● Stated problem:
Copy out all of the material, matching it word for word.

Figure content listings:
◆ ◆ ◆ ◆ ◆

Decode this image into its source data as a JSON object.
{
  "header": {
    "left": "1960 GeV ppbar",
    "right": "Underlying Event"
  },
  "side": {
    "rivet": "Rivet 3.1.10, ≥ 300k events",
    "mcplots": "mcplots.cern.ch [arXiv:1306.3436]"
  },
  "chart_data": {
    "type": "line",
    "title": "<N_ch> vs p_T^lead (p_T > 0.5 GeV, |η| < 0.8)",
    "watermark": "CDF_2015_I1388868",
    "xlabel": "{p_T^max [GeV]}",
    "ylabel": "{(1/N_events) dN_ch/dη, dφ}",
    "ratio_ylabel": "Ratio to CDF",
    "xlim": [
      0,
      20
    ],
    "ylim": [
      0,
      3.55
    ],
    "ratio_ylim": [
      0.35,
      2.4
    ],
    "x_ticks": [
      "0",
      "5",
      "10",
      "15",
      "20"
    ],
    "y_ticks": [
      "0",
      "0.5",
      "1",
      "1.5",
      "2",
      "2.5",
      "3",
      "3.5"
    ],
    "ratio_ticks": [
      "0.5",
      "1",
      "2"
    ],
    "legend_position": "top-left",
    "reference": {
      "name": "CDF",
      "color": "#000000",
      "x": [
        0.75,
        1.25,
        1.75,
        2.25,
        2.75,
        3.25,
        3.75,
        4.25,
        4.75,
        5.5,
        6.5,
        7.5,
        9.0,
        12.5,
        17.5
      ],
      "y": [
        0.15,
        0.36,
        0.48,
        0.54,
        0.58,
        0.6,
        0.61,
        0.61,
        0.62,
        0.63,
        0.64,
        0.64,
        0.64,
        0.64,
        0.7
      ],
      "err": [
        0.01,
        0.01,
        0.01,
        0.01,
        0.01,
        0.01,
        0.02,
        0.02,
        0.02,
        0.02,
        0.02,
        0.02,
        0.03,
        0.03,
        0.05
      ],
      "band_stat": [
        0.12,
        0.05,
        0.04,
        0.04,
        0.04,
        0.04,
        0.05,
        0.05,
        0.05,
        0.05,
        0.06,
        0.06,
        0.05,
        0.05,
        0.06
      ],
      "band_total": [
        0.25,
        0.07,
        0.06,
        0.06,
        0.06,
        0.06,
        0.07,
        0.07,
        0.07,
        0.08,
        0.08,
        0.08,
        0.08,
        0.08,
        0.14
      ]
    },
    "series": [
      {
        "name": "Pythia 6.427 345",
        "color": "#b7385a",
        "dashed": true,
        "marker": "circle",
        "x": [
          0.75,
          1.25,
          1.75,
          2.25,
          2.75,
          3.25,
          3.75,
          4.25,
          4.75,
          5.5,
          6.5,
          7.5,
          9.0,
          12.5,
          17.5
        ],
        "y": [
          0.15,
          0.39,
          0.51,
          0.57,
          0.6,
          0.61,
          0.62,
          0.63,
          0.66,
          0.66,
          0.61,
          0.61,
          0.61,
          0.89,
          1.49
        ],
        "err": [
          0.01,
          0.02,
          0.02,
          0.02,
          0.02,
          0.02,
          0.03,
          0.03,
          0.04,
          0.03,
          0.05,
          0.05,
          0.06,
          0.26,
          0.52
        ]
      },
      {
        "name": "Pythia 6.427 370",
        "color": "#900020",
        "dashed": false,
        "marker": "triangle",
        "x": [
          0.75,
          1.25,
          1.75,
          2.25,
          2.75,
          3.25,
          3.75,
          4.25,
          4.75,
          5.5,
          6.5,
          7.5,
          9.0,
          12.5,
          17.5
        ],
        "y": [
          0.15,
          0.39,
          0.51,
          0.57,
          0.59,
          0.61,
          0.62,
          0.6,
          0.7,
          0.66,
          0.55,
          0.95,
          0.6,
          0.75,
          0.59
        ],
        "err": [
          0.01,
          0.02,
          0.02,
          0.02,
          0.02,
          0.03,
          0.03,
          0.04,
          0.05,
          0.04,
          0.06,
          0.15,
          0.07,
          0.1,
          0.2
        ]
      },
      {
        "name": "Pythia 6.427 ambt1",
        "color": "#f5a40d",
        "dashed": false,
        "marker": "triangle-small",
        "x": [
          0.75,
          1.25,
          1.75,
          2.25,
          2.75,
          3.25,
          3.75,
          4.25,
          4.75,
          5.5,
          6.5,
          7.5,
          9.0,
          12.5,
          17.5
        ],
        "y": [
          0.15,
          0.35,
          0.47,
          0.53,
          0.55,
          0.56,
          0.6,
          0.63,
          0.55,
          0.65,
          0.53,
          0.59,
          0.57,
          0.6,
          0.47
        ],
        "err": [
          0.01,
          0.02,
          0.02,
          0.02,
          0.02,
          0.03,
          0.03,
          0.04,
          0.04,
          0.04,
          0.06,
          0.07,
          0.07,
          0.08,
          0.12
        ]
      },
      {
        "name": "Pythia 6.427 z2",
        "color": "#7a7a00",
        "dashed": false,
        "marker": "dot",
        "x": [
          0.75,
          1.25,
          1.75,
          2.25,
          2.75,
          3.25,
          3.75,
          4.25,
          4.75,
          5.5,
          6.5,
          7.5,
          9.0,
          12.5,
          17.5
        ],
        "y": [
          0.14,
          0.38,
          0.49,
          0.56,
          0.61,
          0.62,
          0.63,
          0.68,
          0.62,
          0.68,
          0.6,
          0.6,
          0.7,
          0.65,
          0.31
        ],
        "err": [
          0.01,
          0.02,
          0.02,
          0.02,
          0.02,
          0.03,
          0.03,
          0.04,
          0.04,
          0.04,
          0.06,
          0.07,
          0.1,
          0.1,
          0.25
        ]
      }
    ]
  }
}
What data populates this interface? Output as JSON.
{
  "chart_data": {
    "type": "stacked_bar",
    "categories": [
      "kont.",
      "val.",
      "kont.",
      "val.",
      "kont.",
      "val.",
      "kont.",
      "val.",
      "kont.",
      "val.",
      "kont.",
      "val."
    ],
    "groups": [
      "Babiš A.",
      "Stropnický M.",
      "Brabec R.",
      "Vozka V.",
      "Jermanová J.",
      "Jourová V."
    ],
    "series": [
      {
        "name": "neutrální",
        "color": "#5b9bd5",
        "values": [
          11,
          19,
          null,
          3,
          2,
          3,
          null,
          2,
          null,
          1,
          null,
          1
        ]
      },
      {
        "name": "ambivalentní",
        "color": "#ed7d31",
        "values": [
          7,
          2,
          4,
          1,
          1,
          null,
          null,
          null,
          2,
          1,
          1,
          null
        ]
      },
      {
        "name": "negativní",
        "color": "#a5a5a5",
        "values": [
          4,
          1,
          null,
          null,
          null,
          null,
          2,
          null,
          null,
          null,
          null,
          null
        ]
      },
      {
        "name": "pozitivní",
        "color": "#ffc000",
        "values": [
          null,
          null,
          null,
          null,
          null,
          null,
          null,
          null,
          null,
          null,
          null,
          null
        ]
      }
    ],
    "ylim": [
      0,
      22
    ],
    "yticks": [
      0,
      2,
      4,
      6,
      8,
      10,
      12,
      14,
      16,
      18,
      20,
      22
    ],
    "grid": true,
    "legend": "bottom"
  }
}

◆ ◆ ◆ ◆ ◆

● The reply:
Decode this image into its source data as a JSON object.
{
  "header": {
    "left": "1960 GeV ppbar",
    "right": "Underlying Event"
  },
  "side": {
    "rivet": "Rivet 3.1.10, ≥ 300k events",
    "mcplots": "mcplots.cern.ch [arXiv:1306.3436]"
  },
  "chart_data": {
    "type": "line",
    "title": "<N_ch> vs p_T^lead (p_T > 0.5 GeV, |η| < 0.8)",
    "watermark": "CDF_2015_I1388868",
    "xlabel": "{p_T^max [GeV]}",
    "ylabel": "{(1/N_events) dN_ch/dη, dφ}",
    "ratio_ylabel": "Ratio to CDF",
    "xlim": [
      0,
      20
    ],
    "ylim": [
      0,
      3.55
    ],
    "ratio_ylim": [
      0.35,
      2.4
    ],
    "x_ticks": [
      "0",
      "5",
      "10",
      "15",
      "20"
    ],
    "y_ticks": [
      "0",
      "0.5",
      "1",
      "1.5",
      "2",
      "2.5",
      "3",
      "3.5"
    ],
    "ratio_ticks": [
      "0.5",
      "1",
      "2"
    ],
    "legend_position": "top-left",
    "reference": {
      "name": "CDF",
      "color": "#000000",
      "x": [
        0.75,
        1.25,
        1.75,
        2.25,
        2.75,
        3.25,
        3.75,
        4.25,
        4.75,
        5.5,
        6.5,
        7.5,
        9.0,
        12.5,
        17.5
      ],
      "y": [
        0.15,
        0.36,
        0.48,
        0.54,
        0.58,
        0.6,
        0.61,
        0.61,
        0.62,
        0.63,
        0.64,
        0.64,
        0.64,
        0.64,
        0.7
      ],
      "err": [
        0.01,
        0.01,
        0.01,
        0.01,
        0.01,
        0.01,
        0.02,
        0.02,
        0.02,
        0.02,
        0.02,
        0.02,
        0.03,
        0.03,
        0.05
      ],
      "band_stat": [
        0.12,
        0.05,
        0.04,
        0.04,
        0.04,
        0.04,
        0.05,
        0.05,
        0.05,
        0.05,
        0.06,
        0.06,
        0.05,
        0.05,
        0.06
      ],
      "band_total": [
        0.25,
        0.07,
        0.06,
        0.06,
        0.06,
        0.06,
        0.07,
        0.07,
        0.07,
        0.08,
        0.08,
        0.08,
        0.08,
        0.08,
        0.14
      ]
    },
    "series": [
      {
        "name": "Pythia 6.427 345",
        "color": "#b7385a",
        "dashed": true,
        "marker": "circle",
        "x": [
          0.75,
          1.25,
          1.75,
          2.25,
          2.75,
          3.25,
          3.75,
          4.25,
          4.75,
          5.5,
          6.5,
          7.5,
          9.0,
          12.5,
          17.5
        ],
        "y": [
          0.15,
          0.39,
          0.51,
          0.57,
          0.6,
          0.61,
          0.62,
          0.63,
          0.66,
          0.66,
          0.61,
          0.61,
          0.61,
          0.89,
          1.49
        ],
        "err": [
          0.01,
          0.02,
          0.02,
          0.02,
          0.02,
          0.02,
          0.03,
          0.03,
          0.04,
          0.03,
          0.05,
          0.05,
          0.06,
          0.26,
          0.52
        ]
      },
      {
        "name": "Pythia 6.427 370",
        "color": "#900020",
        "dashed": false,
        "marker": "triangle",
        "x": [
          0.75,
          1.25,
          1.75,
          2.25,
          2.75,
          3.25,
          3.75,
          4.25,
          4.75,
          5.5,
          6.5,
          7.5,
          9.0,
          12.5,
          17.5
        ],
        "y": [
          0.15,
          0.39,
          0.51,
          0.57,
          0.59,
          0.61,
          0.62,
          0.6,
          0.7,
          0.66,
          0.55,
          0.95,
          0.6,
          0.75,
          0.59
        ],
        "err": [
          0.01,
          0.02,
          0.02,
          0.02,
          0.02,
          0.03,
          0.03,
          0.04,
          0.05,
          0.04,
          0.06,
          0.15,
          0.07,
          0.1,
          0.2
        ]
      },
      {
        "name": "Pythia 6.427 ambt1",
        "color": "#f5a40d",
        "dashed": false,
        "marker": "triangle-small",
        "x": [
          0.75,
          1.25,
          1.75,
          2.25,
          2.75,
          3.25,
          3.75,
          4.25,
          4.75,
          5.5,
          6.5,
          7.5,
          9.0,
          12.5,
          17.5
        ],
        "y": [
          0.15,
          0.35,
          0.47,
          0.53,
          0.55,
          0.56,
          0.6,
          0.63,
          0.55,
          0.65,
          0.53,
          0.59,
          0.57,
          0.6,
          0.47
        ],
        "err": [
          0.01,
          0.02,
          0.02,
          0.02,
          0.02,
          0.03,
          0.03,
          0.04,
          0.04,
          0.04,
          0.06,
          0.07,
          0.07,
          0.08,
          0.12
        ]
      },
      {
        "name": "Pythia 6.427 z2",
        "color": "#7a7a00",
        "dashed": false,
        "marker": "dot",
        "x": [
          0.75,
          1.25,
          1.75,
          2.25,
          2.75,
          3.25,
          3.75,
          4.25,
          4.75,
          5.5,
          6.5,
          7.5,
          9.0,
          12.5,
          17.5
        ],
        "y": [
          0.14,
          0.38,
          0.49,
          0.56,
          0.61,
          0.62,
          0.63,
          0.68,
          0.62,
          0.68,
          0.6,
          0.6,
          0.7,
          0.65,
          0.31
        ],
        "err": [
          0.01,
          0.02,
          0.02,
          0.02,
          0.02,
          0.03,
          0.03,
          0.04,
          0.04,
          0.04,
          0.06,
          0.07,
          0.1,
          0.1,
          0.25
        ]
      }
    ]
  }
}
What data populates this interface? Output as JSON.
{
  "chart_data": {
    "type": "stacked_bar",
    "categories": [
      "kont.",
      "val.",
      "kont.",
      "val.",
      "kont.",
      "val.",
      "kont.",
      "val.",
      "kont.",
      "val.",
      "kont.",
      "val."
    ],
    "groups": [
      "Babiš A.",
      "Stropnický M.",
      "Brabec R.",
      "Vozka V.",
      "Jermanová J.",
      "Jourová V."
    ],
    "series": [
      {
        "name": "neutrální",
        "color": "#5b9bd5",
        "values": [
          11,
          19,
          null,
          3,
          2,
          3,
          null,
          2,
          null,
          1,
          null,
          1
        ]
      },
      {
        "name": "ambivalentní",
        "color": "#ed7d31",
        "values": [
          7,
          2,
          4,
          1,
          1,
          null,
          null,
          null,
          2,
          1,
          1,
          null
        ]
      },
      {
        "name": "negativní",
        "color": "#a5a5a5",
        "values": [
          4,
          1,
          null,
          null,
          null,
          null,
          2,
          null,
          null,
          null,
          null,
          null
        ]
      },
      {
        "name": "pozitivní",
        "color": "#ffc000",
        "values": [
          null,
          null,
          null,
          null,
          null,
          null,
          null,
          null,
          null,
          null,
          null,
          null
        ]
      }
    ],
    "ylim": [
      0,
      22
    ],
    "yticks": [
      0,
      2,
      4,
      6,
      8,
      10,
      12,
      14,
      16,
      18,
      20,
      22
    ],
    "grid": true,
    "legend": "bottom"
  }
}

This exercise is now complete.